### [Aim]
Write out every entry word for word.
** START OF Working data **
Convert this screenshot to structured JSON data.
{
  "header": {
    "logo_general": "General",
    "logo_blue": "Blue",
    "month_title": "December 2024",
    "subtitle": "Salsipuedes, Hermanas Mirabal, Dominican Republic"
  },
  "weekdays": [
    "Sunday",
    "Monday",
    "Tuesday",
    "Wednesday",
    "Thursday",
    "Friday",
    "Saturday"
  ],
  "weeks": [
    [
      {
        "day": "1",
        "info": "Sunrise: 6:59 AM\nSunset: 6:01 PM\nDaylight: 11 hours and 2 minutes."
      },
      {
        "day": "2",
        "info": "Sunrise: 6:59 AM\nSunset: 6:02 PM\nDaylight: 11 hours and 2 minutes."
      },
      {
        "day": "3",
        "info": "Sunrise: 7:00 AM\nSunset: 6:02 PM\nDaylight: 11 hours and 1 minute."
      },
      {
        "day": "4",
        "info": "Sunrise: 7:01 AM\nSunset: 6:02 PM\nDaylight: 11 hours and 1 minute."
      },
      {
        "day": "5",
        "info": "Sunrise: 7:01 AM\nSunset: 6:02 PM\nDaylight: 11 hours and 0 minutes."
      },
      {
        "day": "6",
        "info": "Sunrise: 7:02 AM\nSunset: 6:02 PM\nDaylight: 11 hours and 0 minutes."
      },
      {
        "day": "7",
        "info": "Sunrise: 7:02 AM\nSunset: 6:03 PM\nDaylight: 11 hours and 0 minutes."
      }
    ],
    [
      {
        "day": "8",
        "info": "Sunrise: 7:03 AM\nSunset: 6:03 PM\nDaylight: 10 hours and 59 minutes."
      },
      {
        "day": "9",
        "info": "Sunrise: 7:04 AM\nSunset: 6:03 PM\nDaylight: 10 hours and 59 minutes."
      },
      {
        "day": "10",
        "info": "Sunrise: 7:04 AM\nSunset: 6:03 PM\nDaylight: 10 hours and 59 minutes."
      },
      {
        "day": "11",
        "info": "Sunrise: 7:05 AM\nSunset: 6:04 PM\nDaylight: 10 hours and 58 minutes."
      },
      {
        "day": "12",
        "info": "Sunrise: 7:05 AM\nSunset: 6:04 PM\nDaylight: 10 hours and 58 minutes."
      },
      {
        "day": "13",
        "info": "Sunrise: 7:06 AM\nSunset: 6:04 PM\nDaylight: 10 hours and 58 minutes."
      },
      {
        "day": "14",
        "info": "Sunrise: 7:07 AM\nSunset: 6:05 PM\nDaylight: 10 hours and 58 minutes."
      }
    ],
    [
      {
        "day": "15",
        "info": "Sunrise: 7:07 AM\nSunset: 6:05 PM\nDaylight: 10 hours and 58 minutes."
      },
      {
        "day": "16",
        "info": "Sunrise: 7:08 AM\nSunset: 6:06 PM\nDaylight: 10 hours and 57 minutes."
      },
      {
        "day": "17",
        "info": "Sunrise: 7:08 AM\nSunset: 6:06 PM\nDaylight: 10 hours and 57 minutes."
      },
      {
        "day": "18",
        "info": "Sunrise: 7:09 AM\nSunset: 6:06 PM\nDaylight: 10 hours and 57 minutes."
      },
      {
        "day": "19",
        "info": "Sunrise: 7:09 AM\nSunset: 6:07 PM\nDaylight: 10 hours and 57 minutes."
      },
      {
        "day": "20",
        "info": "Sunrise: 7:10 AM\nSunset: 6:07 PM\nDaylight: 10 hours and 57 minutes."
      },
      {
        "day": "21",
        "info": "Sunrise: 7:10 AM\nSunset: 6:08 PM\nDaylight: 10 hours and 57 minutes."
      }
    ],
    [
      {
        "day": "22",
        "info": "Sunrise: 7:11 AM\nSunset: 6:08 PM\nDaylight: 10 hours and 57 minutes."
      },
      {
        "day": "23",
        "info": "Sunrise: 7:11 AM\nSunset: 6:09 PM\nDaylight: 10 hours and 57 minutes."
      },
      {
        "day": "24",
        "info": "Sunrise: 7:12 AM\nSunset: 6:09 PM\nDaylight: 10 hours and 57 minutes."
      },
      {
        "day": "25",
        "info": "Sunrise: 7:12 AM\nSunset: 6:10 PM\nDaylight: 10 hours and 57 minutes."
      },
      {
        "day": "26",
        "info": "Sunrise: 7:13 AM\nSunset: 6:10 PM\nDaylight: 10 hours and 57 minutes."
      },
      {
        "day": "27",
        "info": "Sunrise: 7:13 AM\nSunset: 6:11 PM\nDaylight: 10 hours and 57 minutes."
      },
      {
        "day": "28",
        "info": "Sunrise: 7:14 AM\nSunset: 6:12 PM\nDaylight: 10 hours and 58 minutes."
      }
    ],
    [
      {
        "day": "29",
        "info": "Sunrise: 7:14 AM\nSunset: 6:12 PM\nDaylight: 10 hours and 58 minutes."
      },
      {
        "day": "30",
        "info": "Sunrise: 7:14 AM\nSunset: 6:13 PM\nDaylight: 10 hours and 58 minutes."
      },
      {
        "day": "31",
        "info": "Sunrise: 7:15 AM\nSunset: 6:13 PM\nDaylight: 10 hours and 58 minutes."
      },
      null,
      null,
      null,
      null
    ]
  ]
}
** END OF Working data **
### [Task result]
Convert this screenshot to structured JSON data.
{
  "header": {
    "logo_general": "General",
    "logo_blue": "Blue",
    "month_title": "December 2024",
    "subtitle": "Salsipuedes, Hermanas Mirabal, Dominican Republic"
  },
  "weekdays": [
    "Sunday",
    "Monday",
    "Tuesday",
    "Wednesday",
    "Thursday",
    "Friday",
    "Saturday"
  ],
  "weeks": [
    [
      {
        "day": "1",
        "info": "Sunrise: 6:59 AM\nSunset: 6:01 PM\nDaylight: 11 hours and 2 minutes."
      },
      {
        "day": "2",
        "info": "Sunrise: 6:59 AM\nSunset: 6:02 PM\nDaylight: 11 hours and 2 minutes."
      },
      {
        "day": "3",
        "info": "Sunrise: 7:00 AM\nSunset: 6:02 PM\nDaylight: 11 hours and 1 minute."
      },
      {
        "day": "4",
        "info": "Sunrise: 7:01 AM\nSunset: 6:02 PM\nDaylight: 11 hours and 1 minute."
      },
      {
        "day": "5",
        "info": "Sunrise: 7:01 AM\nSunset: 6:02 PM\nDaylight: 11 hours and 0 minutes."
      },
      {
        "day": "6",
        "info": "Sunrise: 7:02 AM\nSunset: 6:02 PM\nDaylight: 11 hours and 0 minutes."
      },
      {
        "day": "7",
        "info": "Sunrise: 7:02 AM\nSunset: 6:03 PM\nDaylight: 11 hours and 0 minutes."
      }
    ],
    [
      {
        "day": "8",
        "info": "Sunrise: 7:03 AM\nSunset: 6:03 PM\nDaylight: 10 hours and 59 minutes."
      },
      {
        "day": "9",
        "info": "Sunrise: 7:04 AM\nSunset: 6:03 PM\nDaylight: 10 hours and 59 minutes."
      },
      {
        "day": "10",
        "info": "Sunrise: 7:04 AM\nSunset: 6:03 PM\nDaylight: 10 hours and 59 minutes."
      },
      {
        "day": "11",
        "info": "Sunrise: 7:05 AM\nSunset: 6:04 PM\nDaylight: 10 hours and 58 minutes."
      },
      {
        "day": "12",
        "info": "Sunrise: 7:05 AM\nSunset: 6:04 PM\nDaylight: 10 hours and 58 minutes."
      },
      {
        "day": "13",
        "info": "Sunrise: 7:06 AM\nSunset: 6:04 PM\nDaylight: 10 hours and 58 minutes."
      },
      {
        "day": "14",
        "info": "Sunrise: 7:07 AM\nSunset: 6:05 PM\nDaylight: 10 hours and 58 minutes."
      }
    ],
    [
      {
        "day": "15",
        "info": "Sunrise: 7:07 AM\nSunset: 6:05 PM\nDaylight: 10 hours and 58 minutes."
      },
      {
        "day": "16",
        "info": "Sunrise: 7:08 AM\nSunset: 6:06 PM\nDaylight: 10 hours and 57 minutes."
      },
      {
        "day": "17",
        "info": "Sunrise: 7:08 AM\nSunset: 6:06 PM\nDaylight: 10 hours and 57 minutes."
      },
      {
        "day": "18",
        "info": "Sunrise: 7:09 AM\nSunset: 6:06 PM\nDaylight: 10 hours and 57 minutes."
      },
      {
        "day": "19",
        "info": "Sunrise: 7:09 AM\nSunset: 6:07 PM\nDaylight: 10 hours and 57 minutes."
      },
      {
        "day": "20",
        "info": "Sunrise: 7:10 AM\nSunset: 6:07 PM\nDaylight: 10 hours and 57 minutes."
      },
      {
        "day": "21",
        "info": "Sunrise: 7:10 AM\nSunset: 6:08 PM\nDaylight: 10 hours and 57 minutes."
      }
    ],
    [
      {
        "day": "22",
        "info": "Sunrise: 7:11 AM\nSunset: 6:08 PM\nDaylight: 10 hours and 57 minutes."
      },
      {
        "day": "23",
        "info": "Sunrise: 7:11 AM\nSunset: 6:09 PM\nDaylight: 10 hours and 57 minutes."
      },
      {
        "day": "24",
        "info": "Sunrise: 7:12 AM\nSunset: 6:09 PM\nDaylight: 10 hours and 57 minutes."
      },
      {
        "day": "25",
        "info": "Sunrise: 7:12 AM\nSunset: 6:10 PM\nDaylight: 10 hours and 57 minutes."
      },
      {
        "day": "26",
        "info": "Sunrise: 7:13 AM\nSunset: 6:10 PM\nDaylight: 10 hours and 57 minutes."
      },
      {
        "day": "27",
        "info": "Sunrise: 7:13 AM\nSunset: 6:11 PM\nDaylight: 10 hours and 57 minutes."
      },
      {
        "day": "28",
        "info": "Sunrise: 7:14 AM\nSunset: 6:12 PM\nDaylight: 10 hours and 58 minutes."
      }
    ],
    [
      {
        "day": "29",
        "info": "Sunrise: 7:14 AM\nSunset: 6:12 PM\nDaylight: 10 hours and 58 minutes."
      },
      {
        "day": "30",
        "info": "Sunrise: 7:14 AM\nSunset: 6:13 PM\nDaylight: 10 hours and 58 minutes."
      },
      {
        "day": "31",
        "info": "Sunrise: 7:15 AM\nSunset: 6:13 PM\nDaylight: 10 hours and 58 minutes."
      },
      null,
      null,
      null,
      null
    ]
  ]
}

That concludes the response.